YOUR INSTRUCTIONS: All of the records below should be output exactly.

=-=-=

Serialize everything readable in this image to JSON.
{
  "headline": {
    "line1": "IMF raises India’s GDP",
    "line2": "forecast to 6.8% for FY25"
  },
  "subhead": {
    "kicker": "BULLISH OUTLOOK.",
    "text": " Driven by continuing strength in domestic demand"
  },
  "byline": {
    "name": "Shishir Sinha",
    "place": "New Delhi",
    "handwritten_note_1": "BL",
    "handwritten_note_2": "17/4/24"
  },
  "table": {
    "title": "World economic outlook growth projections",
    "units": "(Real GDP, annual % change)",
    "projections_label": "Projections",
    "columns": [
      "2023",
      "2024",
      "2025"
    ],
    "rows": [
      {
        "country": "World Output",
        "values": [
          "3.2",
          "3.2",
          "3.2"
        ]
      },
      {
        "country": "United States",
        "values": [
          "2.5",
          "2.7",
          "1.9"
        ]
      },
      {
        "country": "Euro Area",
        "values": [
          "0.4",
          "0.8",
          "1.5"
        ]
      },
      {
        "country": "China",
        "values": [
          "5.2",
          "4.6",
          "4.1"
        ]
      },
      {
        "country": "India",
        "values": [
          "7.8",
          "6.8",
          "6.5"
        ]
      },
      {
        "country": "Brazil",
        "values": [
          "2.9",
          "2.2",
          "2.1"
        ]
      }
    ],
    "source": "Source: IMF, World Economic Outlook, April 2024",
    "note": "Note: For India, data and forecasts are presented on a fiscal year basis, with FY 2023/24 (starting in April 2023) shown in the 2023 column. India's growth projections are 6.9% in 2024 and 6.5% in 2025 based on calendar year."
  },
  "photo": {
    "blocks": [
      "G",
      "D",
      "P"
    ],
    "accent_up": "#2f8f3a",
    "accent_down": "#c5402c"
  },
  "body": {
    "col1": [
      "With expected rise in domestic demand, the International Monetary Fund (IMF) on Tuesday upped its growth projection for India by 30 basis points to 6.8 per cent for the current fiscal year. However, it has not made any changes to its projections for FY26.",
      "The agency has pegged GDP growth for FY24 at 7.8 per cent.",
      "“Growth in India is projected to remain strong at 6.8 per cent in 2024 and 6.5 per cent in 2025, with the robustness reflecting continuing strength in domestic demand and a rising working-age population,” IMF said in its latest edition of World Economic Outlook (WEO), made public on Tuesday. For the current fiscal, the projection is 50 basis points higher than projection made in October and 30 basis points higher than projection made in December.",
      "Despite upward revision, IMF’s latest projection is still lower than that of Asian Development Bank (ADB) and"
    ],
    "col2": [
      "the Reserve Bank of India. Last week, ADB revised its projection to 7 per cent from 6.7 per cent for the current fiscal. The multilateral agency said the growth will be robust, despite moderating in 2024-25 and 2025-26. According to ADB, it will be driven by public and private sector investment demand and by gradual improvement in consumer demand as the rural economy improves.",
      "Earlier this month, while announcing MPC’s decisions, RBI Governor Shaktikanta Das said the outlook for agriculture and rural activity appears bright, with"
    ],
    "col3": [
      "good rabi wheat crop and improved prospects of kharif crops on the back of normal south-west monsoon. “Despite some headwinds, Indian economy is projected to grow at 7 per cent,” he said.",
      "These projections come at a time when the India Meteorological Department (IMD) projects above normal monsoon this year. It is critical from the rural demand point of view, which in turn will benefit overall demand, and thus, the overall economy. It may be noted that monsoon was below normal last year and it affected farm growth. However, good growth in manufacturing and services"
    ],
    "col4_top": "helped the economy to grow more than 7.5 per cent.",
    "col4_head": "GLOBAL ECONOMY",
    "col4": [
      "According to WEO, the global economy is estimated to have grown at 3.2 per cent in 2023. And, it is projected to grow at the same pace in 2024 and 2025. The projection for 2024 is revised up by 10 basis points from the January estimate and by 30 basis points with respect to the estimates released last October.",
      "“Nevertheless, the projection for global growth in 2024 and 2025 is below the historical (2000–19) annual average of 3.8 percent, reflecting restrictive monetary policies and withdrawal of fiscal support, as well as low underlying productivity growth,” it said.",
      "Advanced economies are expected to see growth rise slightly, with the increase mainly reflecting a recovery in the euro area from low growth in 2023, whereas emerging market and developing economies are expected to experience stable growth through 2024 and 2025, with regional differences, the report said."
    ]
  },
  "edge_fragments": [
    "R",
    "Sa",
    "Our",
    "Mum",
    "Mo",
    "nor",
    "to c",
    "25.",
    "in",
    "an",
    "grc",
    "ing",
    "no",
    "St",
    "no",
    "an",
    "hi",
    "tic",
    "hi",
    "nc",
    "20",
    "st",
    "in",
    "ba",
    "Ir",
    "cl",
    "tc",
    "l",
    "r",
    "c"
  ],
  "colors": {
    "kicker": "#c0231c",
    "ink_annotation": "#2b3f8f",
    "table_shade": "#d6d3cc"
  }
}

=-=-=

TASK RESPONSE:
Serialize everything readable in this image to JSON.
{
  "headline": {
    "line1": "IMF raises India’s GDP",
    "line2": "forecast to 6.8% for FY25"
  },
  "subhead": {
    "kicker": "BULLISH OUTLOOK.",
    "text": " Driven by continuing strength in domestic demand"
  },
  "byline": {
    "name": "Shishir Sinha",
    "place": "New Delhi",
    "handwritten_note_1": "BL",
    "handwritten_note_2": "17/4/24"
  },
  "table": {
    "title": "World economic outlook growth projections",
    "units": "(Real GDP, annual % change)",
    "projections_label": "Projections",
    "columns": [
      "2023",
      "2024",
      "2025"
    ],
    "rows": [
      {
        "country": "World Output",
        "values": [
          "3.2",
          "3.2",
          "3.2"
        ]
      },
      {
        "country": "United States",
        "values": [
          "2.5",
          "2.7",
          "1.9"
        ]
      },
      {
        "country": "Euro Area",
        "values": [
          "0.4",
          "0.8",
          "1.5"
        ]
      },
      {
        "country": "China",
        "values": [
          "5.2",
          "4.6",
          "4.1"
        ]
      },
      {
        "country": "India",
        "values": [
          "7.8",
          "6.8",
          "6.5"
        ]
      },
      {
        "country": "Brazil",
        "values": [
          "2.9",
          "2.2",
          "2.1"
        ]
      }
    ],
    "source": "Source: IMF, World Economic Outlook, April 2024",
    "note": "Note: For India, data and forecasts are presented on a fiscal year basis, with FY 2023/24 (starting in April 2023) shown in the 2023 column. India's growth projections are 6.9% in 2024 and 6.5% in 2025 based on calendar year."
  },
  "photo": {
    "blocks": [
      "G",
      "D",
      "P"
    ],
    "accent_up": "#2f8f3a",
    "accent_down": "#c5402c"
  },
  "body": {
    "col1": [
      "With expected rise in domestic demand, the International Monetary Fund (IMF) on Tuesday upped its growth projection for India by 30 basis points to 6.8 per cent for the current fiscal year. However, it has not made any changes to its projections for FY26.",
      "The agency has pegged GDP growth for FY24 at 7.8 per cent.",
      "“Growth in India is projected to remain strong at 6.8 per cent in 2024 and 6.5 per cent in 2025, with the robustness reflecting continuing strength in domestic demand and a rising working-age population,” IMF said in its latest edition of World Economic Outlook (WEO), made public on Tuesday. For the current fiscal, the projection is 50 basis points higher than projection made in October and 30 basis points higher than projection made in December.",
      "Despite upward revision, IMF’s latest projection is still lower than that of Asian Development Bank (ADB) and"
    ],
    "col2": [
      "the Reserve Bank of India. Last week, ADB revised its projection to 7 per cent from 6.7 per cent for the current fiscal. The multilateral agency said the growth will be robust, despite moderating in 2024-25 and 2025-26. According to ADB, it will be driven by public and private sector investment demand and by gradual improvement in consumer demand as the rural economy improves.",
      "Earlier this month, while announcing MPC’s decisions, RBI Governor Shaktikanta Das said the outlook for agriculture and rural activity appears bright, with"
    ],
    "col3": [
      "good rabi wheat crop and improved prospects of kharif crops on the back of normal south-west monsoon. “Despite some headwinds, Indian economy is projected to grow at 7 per cent,” he said.",
      "These projections come at a time when the India Meteorological Department (IMD) projects above normal monsoon this year. It is critical from the rural demand point of view, which in turn will benefit overall demand, and thus, the overall economy. It may be noted that monsoon was below normal last year and it affected farm growth. However, good growth in manufacturing and services"
    ],
    "col4_top": "helped the economy to grow more than 7.5 per cent.",
    "col4_head": "GLOBAL ECONOMY",
    "col4": [
      "According to WEO, the global economy is estimated to have grown at 3.2 per cent in 2023. And, it is projected to grow at the same pace in 2024 and 2025. The projection for 2024 is revised up by 10 basis points from the January estimate and by 30 basis points with respect to the estimates released last October.",
      "“Nevertheless, the projection for global growth in 2024 and 2025 is below the historical (2000–19) annual average of 3.8 percent, reflecting restrictive monetary policies and withdrawal of fiscal support, as well as low underlying productivity growth,” it said.",
      "Advanced economies are expected to see growth rise slightly, with the increase mainly reflecting a recovery in the euro area from low growth in 2023, whereas emerging market and developing economies are expected to experience stable growth through 2024 and 2025, with regional differences, the report said."
    ]
  },
  "edge_fragments": [
    "R",
    "Sa",
    "Our",
    "Mum",
    "Mo",
    "nor",
    "to c",
    "25.",
    "in",
    "an",
    "grc",
    "ing",
    "no",
    "St",
    "no",
    "an",
    "hi",
    "tic",
    "hi",
    "nc",
    "20",
    "st",
    "in",
    "ba",
    "Ir",
    "cl",
    "tc",
    "l",
    "r",
    "c"
  ],
  "colors": {
    "kicker": "#c0231c",
    "ink_annotation": "#2b3f8f",
    "table_shade": "#d6d3cc"
  }
}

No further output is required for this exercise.